-- TASKS TO PERFORM --
A - Rewrite the paragraph beginning "ANALYSIS SUMMARY: The Disability Evaluation System" in the analysis summary below as a bulleted list, keeping its main facts.
B - According to the analysis summary below, under what set of laws does the Department of Veterans Affairs operate?
C - Pick up the analysis summary on the Disability Evaluation System below after its final sentence and continue it.

ANALYSIS SUMMARY: The Disability Evaluation System (DES) is responsible for maintaining a fit 
and vital fighting force. While the DES considers all of the member's medical conditions, 
compensation can only be offered for those medical conditions that cut short a member’s 
career, and then only to the degree of severity present at the time of final disposition. The DES 
has neither the role nor the authority to compensate members for anticipated future severity 
or potential complications of conditions resulting in medical separation nor for conditions 
determined to be service-connected by the Department of Veterans Affairs (DVA) but not 
determined to be unfitting by the PEB. However, the DVA, operating under a different set of 
laws (Title 38, United States Code), is empowered to compensate all service-connected 
conditions and to periodically re-evaluate said conditions for the purpose of adjusting the 
Veteran’s disability rating should the degree of impairment vary over time. The Board’s role is 
confined to the review of medical records and all evidence at hand to assess the fairness of PEB 
rating determinations, compared to VASRD standards, based on severity at the time of 
separation. The Board has neither the jurisdiction nor authority to scrutinize or render opinions 
in reference to the CI’s statements in the application regarding suspected DES improprieties in 
the processing of his case.

[Records from a dataset]
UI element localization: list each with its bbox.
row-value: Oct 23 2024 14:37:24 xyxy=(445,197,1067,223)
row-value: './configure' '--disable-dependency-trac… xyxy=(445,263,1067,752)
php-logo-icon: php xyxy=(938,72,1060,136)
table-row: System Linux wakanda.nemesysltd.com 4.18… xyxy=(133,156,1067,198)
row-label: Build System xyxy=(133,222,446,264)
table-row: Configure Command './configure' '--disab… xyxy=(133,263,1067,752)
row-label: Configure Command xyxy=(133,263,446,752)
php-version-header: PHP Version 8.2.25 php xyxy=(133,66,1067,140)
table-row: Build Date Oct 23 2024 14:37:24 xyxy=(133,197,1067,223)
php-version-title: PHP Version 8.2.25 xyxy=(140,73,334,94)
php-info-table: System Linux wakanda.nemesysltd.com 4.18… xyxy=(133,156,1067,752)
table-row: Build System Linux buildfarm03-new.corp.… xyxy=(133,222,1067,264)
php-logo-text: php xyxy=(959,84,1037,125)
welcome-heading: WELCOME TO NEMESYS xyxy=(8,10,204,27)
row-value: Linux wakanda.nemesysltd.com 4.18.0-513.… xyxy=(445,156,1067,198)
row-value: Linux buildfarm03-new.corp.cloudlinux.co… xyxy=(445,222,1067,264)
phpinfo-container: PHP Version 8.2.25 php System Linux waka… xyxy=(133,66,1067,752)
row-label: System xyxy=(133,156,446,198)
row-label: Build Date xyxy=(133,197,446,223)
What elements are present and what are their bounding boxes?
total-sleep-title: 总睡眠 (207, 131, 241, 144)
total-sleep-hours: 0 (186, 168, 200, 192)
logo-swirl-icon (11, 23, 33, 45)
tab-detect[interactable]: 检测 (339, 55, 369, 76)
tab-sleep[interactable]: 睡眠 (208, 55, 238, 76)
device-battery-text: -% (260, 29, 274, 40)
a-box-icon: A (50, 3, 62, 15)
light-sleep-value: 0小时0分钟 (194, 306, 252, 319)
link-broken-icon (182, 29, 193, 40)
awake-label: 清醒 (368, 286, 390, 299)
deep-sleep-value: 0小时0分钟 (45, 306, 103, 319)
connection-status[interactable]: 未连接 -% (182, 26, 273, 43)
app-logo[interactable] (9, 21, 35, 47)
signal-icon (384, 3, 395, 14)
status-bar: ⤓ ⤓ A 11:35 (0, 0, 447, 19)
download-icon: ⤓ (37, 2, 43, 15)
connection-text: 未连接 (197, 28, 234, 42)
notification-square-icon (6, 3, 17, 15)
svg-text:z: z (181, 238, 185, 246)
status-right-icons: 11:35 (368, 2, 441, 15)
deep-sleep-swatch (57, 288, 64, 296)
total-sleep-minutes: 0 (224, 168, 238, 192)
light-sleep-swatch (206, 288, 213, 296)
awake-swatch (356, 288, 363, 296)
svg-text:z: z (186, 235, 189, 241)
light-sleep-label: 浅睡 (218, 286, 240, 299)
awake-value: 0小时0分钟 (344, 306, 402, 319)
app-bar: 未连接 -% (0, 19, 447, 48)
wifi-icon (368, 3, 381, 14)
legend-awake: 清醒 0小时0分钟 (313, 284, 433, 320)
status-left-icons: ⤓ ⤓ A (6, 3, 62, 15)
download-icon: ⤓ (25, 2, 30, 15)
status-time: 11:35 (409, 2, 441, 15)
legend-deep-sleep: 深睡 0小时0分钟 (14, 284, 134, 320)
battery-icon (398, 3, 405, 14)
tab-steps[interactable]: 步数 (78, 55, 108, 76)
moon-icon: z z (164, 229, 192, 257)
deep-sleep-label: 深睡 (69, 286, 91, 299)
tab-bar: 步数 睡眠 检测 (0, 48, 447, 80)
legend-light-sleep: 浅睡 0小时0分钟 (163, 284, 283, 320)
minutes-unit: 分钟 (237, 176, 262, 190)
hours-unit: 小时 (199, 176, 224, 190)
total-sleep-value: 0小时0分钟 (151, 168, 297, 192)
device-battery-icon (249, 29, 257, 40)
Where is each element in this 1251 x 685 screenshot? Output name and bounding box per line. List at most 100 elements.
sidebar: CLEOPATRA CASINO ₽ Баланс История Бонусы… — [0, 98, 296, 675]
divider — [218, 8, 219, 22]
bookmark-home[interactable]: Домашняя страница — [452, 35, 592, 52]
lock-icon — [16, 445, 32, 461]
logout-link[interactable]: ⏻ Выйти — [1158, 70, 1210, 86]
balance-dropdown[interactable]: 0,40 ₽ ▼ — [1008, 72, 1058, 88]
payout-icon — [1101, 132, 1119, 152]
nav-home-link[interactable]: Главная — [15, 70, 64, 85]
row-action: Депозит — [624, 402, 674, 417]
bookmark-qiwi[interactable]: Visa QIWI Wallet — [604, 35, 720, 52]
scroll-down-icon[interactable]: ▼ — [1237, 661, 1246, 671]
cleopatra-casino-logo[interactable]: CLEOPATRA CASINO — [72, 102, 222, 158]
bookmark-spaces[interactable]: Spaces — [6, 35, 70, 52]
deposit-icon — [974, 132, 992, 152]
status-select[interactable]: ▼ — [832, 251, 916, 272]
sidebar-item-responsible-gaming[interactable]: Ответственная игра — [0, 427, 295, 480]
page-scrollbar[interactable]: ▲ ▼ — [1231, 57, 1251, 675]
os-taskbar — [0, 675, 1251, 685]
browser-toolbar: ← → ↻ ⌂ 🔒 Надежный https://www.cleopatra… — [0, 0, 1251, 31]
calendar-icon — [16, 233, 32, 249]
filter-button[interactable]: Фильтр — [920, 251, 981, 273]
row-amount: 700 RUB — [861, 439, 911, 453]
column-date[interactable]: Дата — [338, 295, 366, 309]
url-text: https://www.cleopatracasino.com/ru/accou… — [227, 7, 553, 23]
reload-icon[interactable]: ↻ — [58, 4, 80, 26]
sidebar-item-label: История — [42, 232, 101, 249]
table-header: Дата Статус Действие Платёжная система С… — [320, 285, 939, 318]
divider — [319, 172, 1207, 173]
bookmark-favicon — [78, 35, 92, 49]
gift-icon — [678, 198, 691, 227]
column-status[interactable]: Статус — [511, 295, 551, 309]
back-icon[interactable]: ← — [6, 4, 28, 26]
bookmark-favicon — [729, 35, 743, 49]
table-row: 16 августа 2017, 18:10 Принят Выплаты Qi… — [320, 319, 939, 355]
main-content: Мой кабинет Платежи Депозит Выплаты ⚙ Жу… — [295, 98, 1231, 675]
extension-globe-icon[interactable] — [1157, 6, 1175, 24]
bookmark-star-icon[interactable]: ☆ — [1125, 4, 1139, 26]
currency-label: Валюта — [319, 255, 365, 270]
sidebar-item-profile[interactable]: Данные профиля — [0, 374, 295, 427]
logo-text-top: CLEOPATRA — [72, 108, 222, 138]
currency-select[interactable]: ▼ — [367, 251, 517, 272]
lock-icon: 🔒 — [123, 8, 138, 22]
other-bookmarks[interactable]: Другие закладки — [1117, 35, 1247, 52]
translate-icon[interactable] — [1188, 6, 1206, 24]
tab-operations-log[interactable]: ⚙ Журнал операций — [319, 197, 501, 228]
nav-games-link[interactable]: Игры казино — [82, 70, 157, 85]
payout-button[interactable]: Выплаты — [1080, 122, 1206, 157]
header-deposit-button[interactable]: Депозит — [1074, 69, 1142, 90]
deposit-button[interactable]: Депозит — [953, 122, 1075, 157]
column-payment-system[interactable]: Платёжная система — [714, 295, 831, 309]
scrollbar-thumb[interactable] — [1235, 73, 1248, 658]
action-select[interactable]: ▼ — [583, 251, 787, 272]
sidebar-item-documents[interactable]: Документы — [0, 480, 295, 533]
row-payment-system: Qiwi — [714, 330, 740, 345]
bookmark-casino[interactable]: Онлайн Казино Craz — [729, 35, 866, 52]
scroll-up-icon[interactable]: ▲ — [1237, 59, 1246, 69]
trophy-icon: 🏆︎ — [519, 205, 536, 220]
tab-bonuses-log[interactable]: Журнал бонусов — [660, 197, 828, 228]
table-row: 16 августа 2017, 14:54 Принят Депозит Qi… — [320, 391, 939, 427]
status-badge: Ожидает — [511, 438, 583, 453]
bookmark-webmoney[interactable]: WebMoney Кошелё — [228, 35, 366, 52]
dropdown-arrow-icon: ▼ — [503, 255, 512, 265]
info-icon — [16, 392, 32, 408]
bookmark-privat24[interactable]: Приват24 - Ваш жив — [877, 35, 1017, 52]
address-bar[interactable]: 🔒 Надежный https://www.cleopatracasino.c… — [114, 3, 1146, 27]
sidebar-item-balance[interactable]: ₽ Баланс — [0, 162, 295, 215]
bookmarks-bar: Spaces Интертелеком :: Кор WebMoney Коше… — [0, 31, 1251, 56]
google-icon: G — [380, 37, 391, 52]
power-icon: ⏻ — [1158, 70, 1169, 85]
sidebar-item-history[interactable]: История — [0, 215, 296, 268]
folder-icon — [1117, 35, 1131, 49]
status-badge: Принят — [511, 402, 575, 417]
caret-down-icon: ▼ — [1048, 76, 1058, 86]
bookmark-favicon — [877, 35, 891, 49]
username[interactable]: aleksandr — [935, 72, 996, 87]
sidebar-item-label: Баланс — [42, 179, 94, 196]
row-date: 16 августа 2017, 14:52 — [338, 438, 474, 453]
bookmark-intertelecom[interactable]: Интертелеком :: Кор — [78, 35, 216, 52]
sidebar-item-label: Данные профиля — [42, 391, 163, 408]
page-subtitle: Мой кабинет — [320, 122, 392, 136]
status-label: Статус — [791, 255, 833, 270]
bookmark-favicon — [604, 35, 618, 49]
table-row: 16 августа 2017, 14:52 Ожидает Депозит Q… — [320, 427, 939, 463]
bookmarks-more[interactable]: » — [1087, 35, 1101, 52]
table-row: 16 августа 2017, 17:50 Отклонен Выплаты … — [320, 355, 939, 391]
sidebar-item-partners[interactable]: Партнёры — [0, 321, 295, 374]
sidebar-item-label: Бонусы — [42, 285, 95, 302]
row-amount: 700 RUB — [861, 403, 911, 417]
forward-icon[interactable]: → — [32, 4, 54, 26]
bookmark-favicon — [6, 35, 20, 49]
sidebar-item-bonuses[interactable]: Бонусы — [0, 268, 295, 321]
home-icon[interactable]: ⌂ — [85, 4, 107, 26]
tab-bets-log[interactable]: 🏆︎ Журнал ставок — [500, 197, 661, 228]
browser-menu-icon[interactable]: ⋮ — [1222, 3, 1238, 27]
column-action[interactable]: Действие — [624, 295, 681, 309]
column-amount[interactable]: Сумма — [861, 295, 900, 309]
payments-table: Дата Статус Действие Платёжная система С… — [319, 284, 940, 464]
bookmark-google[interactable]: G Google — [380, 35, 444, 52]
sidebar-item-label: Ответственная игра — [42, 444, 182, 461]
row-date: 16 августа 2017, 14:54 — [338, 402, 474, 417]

-- ANSWERS FOR THE EXERCISE --
A -
- The Disability Evaluation System (DES) maintains a fit and vital fighting force.
- The DES considers all of a member's medical conditions. It compensates only those that cut short the member's career, and only to their severity at final disposition.
- The DES cannot compensate for anticipated future severity or potential complications of conditions resulting in medical separation.
- It also cannot compensate for conditions that the Department of Veterans Affairs (DVA) finds service-connected but the PEB does not find unfitting.
- The DVA operates under Title 38, United States Code. It may compensate all service-connected conditions and re-evaluate them periodically to adjust the Veteran's rating.
- The Board reviews medical records and all available evidence. It assesses whether PEB rating determinations were fair compared to VASRD standards, based on severity at separation.
- The Board has no jurisdiction or authority to examine or give opinions on the CI's claims of DES improprieties in the processing of the case.

B - Title 38, United States Code.

C -
Asthma. The CI was first treated for reactive airway disease (asthma) in 1997. She had a history 
of childhood asthma, but this had resolved by time of enlistment. The CI was treated with 
bronchodilator inhaler therapy (Albuterol) and intermittent treatment intervals of oral 
inhalational anti-inflammatory medication (AFM). The CI was first begun on daily treatment 
with AIFM (Azmacort four puffs a day) 18 September 2000. On evaluation at the asthma 
center, 23 October 2000, plans were expressed to increase the dose on Azmacort and add other 
medication but, this was not eventuated. By 21 May 2001, the Azmacort had been stopped and 
treatment continued only with inhalers. A year later, on 15 May 2002, on asthma clinic 
evaluation the CI was again under treatment with Azmacort, six puffs per day. Three months 
later, 9 August 2002, the CI was evaluated in the emergency department (ER) for history of 
wheezing. Azmacort had been discontinued with inhalers the only treatment. Chest 
examination was normal and the CI was treated with a short course of outpatient oral steroids. 
Upon return to the ER on 20 September 2002, the CI now reported treatment with a new AFM 
(Flovent). However, on evaluation on 30 September 2002, no current medications were 
recorded. The MEB/narrative summary (NARSUM) exam 2 months before separation, reported 
the CI to be taking Flovent and using an inhaler ‘a couple of times a week’ to control symptoms 
Clinical examination of the chest was normal. Pulmonary function tests (PFTs), obtained 
30 January 2003, revealed evidence of mild asthma. No VA Compensation and Pension (C&P) 
examination was performed.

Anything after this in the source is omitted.